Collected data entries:
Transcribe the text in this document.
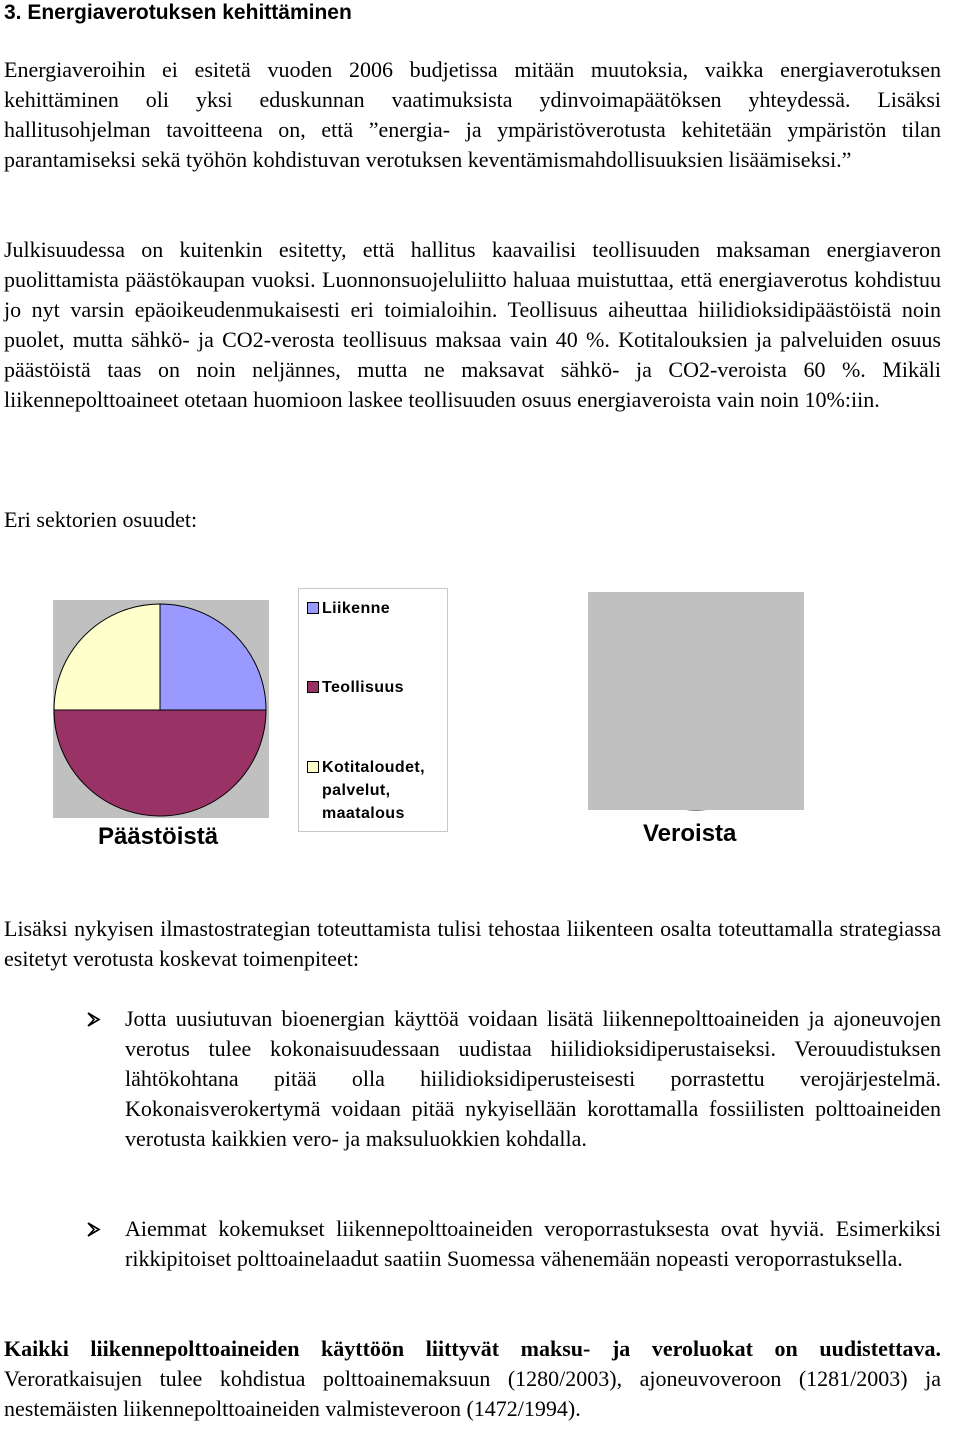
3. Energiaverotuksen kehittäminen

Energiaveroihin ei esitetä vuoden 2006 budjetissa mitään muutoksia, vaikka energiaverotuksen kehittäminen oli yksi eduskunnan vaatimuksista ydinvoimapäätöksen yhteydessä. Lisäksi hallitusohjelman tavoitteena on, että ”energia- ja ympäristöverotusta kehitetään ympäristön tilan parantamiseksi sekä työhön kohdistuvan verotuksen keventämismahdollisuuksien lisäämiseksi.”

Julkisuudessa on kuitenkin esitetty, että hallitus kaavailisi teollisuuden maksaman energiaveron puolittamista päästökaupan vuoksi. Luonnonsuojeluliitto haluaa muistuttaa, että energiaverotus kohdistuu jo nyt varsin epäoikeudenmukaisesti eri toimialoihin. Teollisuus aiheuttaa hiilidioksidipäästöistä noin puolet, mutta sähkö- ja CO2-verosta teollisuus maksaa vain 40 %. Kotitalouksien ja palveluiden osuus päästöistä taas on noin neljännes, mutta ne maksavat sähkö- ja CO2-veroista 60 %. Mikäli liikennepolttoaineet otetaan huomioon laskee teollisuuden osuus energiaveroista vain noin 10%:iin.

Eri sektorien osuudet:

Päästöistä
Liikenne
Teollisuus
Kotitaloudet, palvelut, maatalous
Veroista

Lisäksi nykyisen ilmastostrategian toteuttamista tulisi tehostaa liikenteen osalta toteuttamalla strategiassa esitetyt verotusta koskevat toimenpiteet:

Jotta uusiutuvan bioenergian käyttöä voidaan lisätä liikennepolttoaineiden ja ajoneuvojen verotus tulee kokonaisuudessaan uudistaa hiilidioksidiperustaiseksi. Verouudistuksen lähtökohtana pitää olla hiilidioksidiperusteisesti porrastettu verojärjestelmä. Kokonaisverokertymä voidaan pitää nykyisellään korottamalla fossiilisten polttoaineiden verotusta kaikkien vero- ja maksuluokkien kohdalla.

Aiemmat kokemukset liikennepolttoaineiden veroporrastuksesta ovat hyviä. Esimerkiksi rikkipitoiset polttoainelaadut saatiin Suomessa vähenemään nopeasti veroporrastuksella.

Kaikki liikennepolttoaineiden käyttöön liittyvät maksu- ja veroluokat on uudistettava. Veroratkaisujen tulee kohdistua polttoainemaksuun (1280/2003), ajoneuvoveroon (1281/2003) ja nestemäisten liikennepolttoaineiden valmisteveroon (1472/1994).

WHAT YOU WILL DO:
Gather and copy every line of the data in which the string "liikennepolttoaineiden" is found.

SOLUTION BELOW:
Jotta uusiutuvan bioenergian käyttöä voidaan lisätä liikennepolttoaineiden ja ajoneuvojen verotus tulee kokonaisuudessaan uudistaa hiilidioksidiperustaiseksi. Verouudistuksen lähtökohtana pitää olla hiilidioksidiperusteisesti porrastettu verojärjestelmä. Kokonaisverokertymä voidaan pitää nykyisellään korottamalla fossiilisten polttoaineiden verotusta kaikkien vero- ja maksuluokkien kohdalla.
Aiemmat kokemukset liikennepolttoaineiden veroporrastuksesta ovat hyviä. Esimerkiksi rikkipitoiset polttoainelaadut saatiin Suomessa vähenemään nopeasti veroporrastuksella.
Kaikki liikennepolttoaineiden käyttöön liittyvät maksu- ja veroluokat on uudistettava. Veroratkaisujen tulee kohdistua polttoainemaksuun (1280/2003), ajoneuvoveroon (1281/2003) ja nestemäisten liikennepolttoaineiden valmisteveroon (1472/1994).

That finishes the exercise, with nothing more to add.